## Your objective
Say the number of lines containing the string "Internet", and say nothing else.

(Stored records)
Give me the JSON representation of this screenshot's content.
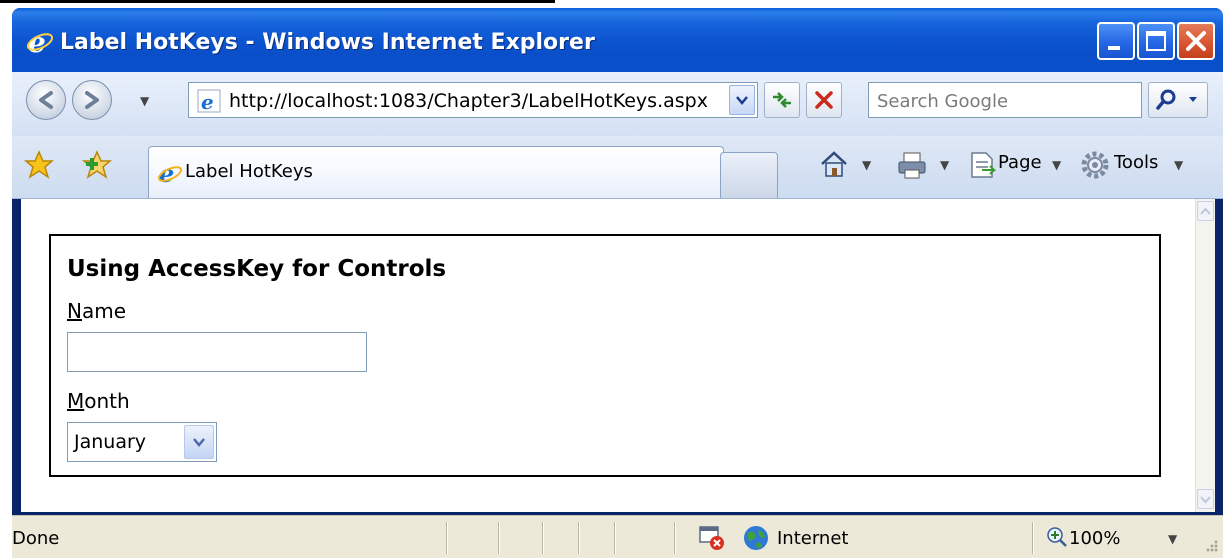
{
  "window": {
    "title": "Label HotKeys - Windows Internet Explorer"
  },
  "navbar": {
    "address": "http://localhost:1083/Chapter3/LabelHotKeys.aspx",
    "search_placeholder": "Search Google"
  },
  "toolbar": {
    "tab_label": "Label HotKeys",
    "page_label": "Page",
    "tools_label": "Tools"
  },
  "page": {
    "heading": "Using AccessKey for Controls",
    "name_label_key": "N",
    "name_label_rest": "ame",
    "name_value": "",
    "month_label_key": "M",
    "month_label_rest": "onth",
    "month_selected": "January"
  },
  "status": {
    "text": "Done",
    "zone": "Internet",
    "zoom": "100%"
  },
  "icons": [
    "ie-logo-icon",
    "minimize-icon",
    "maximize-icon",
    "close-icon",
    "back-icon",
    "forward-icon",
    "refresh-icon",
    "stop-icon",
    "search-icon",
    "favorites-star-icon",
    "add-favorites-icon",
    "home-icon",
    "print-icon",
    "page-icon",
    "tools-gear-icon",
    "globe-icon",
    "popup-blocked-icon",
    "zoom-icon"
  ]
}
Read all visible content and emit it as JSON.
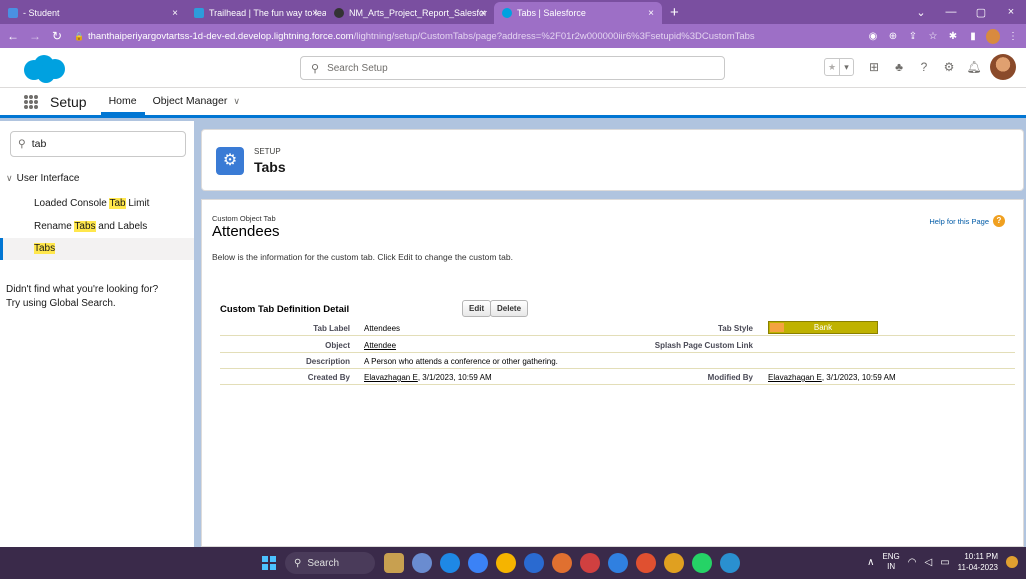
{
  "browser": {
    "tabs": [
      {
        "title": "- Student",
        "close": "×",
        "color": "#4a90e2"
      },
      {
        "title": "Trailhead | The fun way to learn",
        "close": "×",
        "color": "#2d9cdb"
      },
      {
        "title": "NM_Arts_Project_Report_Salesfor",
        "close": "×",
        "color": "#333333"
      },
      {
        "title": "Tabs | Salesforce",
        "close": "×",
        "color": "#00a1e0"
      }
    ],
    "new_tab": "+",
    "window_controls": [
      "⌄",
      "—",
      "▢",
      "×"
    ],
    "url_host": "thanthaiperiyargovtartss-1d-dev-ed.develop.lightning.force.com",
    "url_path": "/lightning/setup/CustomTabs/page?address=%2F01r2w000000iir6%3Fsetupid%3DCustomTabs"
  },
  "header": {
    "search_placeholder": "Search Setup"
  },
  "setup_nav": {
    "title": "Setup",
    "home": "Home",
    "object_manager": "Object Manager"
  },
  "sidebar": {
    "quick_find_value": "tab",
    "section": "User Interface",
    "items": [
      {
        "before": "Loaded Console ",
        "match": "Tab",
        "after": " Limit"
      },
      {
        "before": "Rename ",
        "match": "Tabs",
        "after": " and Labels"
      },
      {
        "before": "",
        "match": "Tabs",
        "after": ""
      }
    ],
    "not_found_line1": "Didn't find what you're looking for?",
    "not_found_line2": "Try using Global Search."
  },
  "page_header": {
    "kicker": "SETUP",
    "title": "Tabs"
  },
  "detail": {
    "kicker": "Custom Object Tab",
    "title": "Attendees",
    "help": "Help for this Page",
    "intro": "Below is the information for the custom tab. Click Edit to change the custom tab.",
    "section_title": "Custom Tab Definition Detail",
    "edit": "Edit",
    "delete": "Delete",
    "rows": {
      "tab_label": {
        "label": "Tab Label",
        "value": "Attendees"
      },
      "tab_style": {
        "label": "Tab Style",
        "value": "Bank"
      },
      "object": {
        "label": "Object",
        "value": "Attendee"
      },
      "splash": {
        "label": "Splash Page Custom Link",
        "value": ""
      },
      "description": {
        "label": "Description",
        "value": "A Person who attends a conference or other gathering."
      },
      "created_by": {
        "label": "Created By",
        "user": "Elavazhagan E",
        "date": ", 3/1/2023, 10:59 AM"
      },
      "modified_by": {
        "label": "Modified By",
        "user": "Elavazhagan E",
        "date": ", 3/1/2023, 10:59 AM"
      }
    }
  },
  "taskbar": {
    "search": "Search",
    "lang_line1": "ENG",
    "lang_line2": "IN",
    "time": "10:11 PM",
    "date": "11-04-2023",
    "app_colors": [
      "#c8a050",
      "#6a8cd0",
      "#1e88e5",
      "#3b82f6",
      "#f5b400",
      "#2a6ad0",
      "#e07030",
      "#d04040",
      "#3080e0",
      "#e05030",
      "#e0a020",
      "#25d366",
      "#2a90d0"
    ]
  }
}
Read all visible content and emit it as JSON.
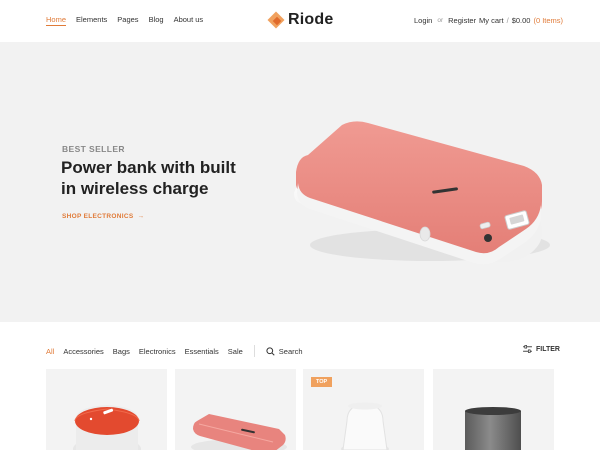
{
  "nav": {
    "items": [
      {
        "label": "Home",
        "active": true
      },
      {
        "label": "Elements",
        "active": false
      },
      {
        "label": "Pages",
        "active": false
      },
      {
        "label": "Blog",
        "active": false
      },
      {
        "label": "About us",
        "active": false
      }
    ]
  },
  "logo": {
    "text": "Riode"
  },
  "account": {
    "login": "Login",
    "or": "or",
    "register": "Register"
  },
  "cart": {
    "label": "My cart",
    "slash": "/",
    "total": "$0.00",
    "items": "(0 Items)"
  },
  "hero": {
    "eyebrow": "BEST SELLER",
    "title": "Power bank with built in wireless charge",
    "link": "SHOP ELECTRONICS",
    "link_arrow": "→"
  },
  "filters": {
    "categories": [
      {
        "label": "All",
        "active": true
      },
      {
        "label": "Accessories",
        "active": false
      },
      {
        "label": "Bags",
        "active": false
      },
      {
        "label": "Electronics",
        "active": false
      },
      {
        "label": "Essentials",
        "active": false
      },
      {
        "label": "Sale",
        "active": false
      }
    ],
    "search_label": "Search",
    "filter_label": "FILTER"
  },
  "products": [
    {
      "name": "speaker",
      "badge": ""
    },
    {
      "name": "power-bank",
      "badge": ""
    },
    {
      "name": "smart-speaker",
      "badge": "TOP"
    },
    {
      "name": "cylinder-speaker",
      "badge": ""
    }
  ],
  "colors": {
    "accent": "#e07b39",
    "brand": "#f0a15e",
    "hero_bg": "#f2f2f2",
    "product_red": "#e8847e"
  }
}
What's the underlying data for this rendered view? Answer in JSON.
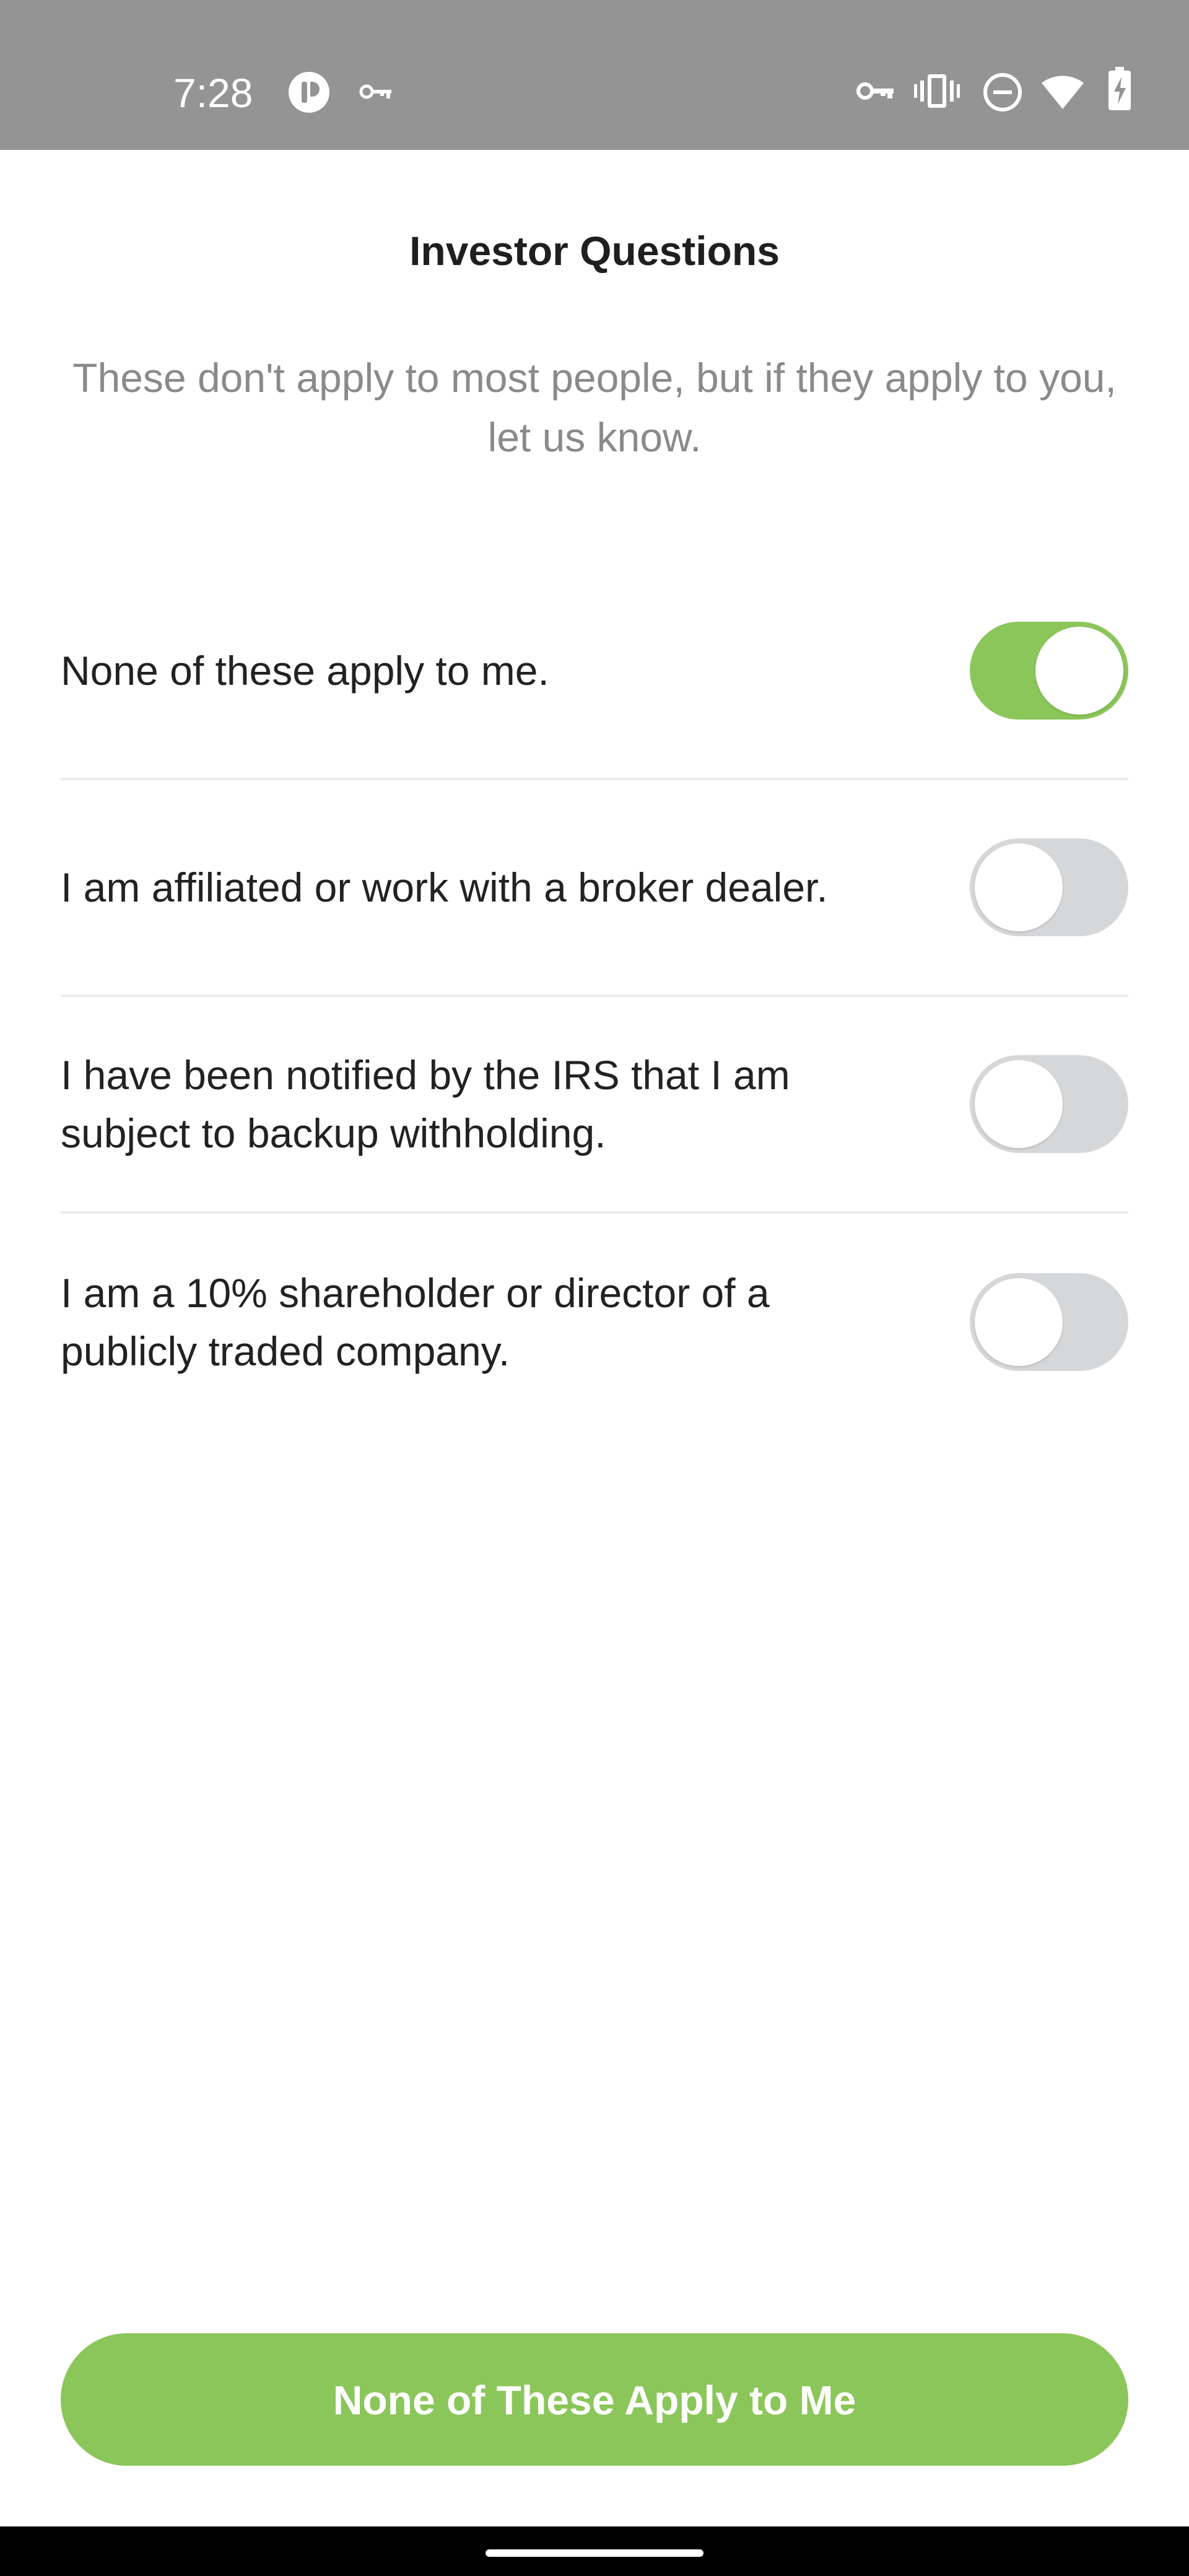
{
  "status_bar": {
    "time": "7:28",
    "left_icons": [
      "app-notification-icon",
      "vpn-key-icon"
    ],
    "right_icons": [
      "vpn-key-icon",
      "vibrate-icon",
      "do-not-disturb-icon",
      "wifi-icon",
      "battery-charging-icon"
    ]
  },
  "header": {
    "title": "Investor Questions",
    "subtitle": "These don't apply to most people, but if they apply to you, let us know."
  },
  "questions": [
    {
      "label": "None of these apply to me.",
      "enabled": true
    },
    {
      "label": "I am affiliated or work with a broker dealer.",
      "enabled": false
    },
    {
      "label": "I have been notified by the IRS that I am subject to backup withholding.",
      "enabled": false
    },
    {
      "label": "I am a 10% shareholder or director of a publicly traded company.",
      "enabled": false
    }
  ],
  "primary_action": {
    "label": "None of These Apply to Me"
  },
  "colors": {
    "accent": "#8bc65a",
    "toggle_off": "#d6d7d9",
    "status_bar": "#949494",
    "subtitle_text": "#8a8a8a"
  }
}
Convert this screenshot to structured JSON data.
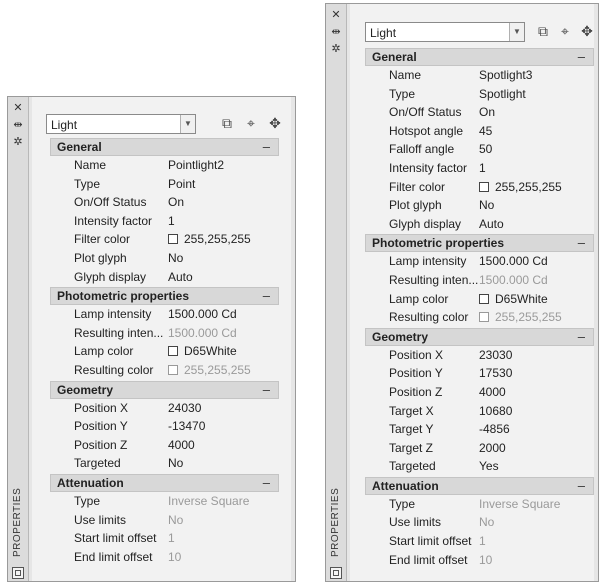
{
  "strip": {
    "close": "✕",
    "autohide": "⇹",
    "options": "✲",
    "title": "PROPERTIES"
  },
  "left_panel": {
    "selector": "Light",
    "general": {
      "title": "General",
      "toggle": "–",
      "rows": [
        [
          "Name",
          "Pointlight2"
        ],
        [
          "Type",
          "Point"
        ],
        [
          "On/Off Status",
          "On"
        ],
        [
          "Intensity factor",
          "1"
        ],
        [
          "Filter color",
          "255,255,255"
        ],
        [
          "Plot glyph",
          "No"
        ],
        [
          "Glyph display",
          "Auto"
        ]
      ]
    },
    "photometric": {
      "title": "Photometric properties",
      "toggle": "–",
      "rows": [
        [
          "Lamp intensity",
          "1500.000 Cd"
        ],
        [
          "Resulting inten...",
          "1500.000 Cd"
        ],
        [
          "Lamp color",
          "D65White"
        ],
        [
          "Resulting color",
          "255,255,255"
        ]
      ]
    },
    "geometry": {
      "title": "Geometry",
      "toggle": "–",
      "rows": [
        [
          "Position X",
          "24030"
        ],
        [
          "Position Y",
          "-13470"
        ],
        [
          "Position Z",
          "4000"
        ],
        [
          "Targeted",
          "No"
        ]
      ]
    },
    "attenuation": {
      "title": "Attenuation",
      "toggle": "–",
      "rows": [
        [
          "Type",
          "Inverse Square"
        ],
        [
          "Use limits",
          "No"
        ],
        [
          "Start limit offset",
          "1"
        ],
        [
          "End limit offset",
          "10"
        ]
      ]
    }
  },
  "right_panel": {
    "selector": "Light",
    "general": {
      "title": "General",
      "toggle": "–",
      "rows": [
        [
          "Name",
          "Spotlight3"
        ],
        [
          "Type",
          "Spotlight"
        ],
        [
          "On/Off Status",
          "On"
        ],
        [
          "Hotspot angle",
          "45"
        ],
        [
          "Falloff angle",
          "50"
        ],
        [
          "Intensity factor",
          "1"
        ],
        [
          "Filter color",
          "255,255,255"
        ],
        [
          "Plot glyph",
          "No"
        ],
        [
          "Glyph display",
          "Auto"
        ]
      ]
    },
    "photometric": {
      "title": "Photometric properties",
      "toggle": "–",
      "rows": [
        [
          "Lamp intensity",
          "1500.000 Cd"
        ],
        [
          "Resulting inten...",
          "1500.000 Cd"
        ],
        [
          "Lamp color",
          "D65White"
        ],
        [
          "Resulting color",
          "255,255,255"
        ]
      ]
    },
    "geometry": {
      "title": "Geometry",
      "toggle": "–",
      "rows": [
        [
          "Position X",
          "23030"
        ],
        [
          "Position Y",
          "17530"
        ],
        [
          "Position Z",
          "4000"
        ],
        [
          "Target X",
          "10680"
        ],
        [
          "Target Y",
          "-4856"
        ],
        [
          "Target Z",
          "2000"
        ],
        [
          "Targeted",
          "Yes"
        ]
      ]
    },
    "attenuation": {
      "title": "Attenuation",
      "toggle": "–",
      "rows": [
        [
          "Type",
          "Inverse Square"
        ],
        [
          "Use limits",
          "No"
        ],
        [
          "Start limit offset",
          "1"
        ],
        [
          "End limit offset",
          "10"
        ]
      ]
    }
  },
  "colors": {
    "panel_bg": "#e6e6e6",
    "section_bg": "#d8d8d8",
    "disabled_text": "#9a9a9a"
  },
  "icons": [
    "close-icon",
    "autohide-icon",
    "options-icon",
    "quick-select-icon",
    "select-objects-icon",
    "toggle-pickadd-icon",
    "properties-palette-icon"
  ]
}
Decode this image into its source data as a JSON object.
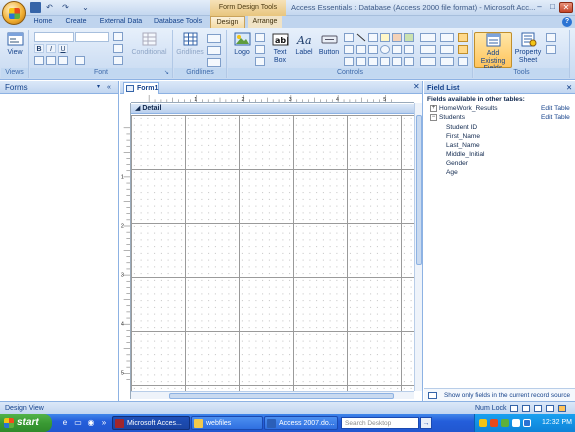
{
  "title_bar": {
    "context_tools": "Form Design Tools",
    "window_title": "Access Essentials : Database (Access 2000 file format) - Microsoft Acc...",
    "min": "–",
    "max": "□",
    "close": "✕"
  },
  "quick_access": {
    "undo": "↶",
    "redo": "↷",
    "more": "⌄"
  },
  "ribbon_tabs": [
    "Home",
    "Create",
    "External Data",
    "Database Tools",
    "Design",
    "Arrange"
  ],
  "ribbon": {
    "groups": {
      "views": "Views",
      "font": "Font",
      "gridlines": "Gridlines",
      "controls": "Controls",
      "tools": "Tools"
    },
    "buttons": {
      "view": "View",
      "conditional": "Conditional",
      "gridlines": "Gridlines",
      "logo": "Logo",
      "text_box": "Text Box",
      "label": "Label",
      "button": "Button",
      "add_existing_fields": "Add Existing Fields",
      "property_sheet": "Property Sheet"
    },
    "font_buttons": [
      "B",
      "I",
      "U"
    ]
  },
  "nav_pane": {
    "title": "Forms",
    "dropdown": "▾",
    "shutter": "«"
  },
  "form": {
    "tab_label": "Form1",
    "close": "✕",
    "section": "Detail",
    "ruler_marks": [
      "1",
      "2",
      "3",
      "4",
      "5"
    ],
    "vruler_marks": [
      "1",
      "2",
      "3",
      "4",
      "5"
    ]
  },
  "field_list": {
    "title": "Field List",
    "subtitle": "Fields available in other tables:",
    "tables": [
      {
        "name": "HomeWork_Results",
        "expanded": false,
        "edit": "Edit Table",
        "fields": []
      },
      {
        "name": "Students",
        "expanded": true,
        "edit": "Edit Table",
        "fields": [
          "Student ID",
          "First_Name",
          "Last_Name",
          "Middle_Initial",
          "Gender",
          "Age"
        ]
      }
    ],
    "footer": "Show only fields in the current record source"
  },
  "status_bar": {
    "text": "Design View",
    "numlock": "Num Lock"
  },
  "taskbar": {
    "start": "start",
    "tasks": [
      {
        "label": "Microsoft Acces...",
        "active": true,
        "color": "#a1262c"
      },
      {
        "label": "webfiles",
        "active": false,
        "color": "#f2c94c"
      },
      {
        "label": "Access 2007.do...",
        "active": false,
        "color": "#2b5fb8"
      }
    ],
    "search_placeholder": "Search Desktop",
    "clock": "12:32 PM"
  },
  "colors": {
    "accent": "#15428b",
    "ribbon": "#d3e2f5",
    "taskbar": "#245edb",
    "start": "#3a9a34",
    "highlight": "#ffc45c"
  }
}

## Problem solution
2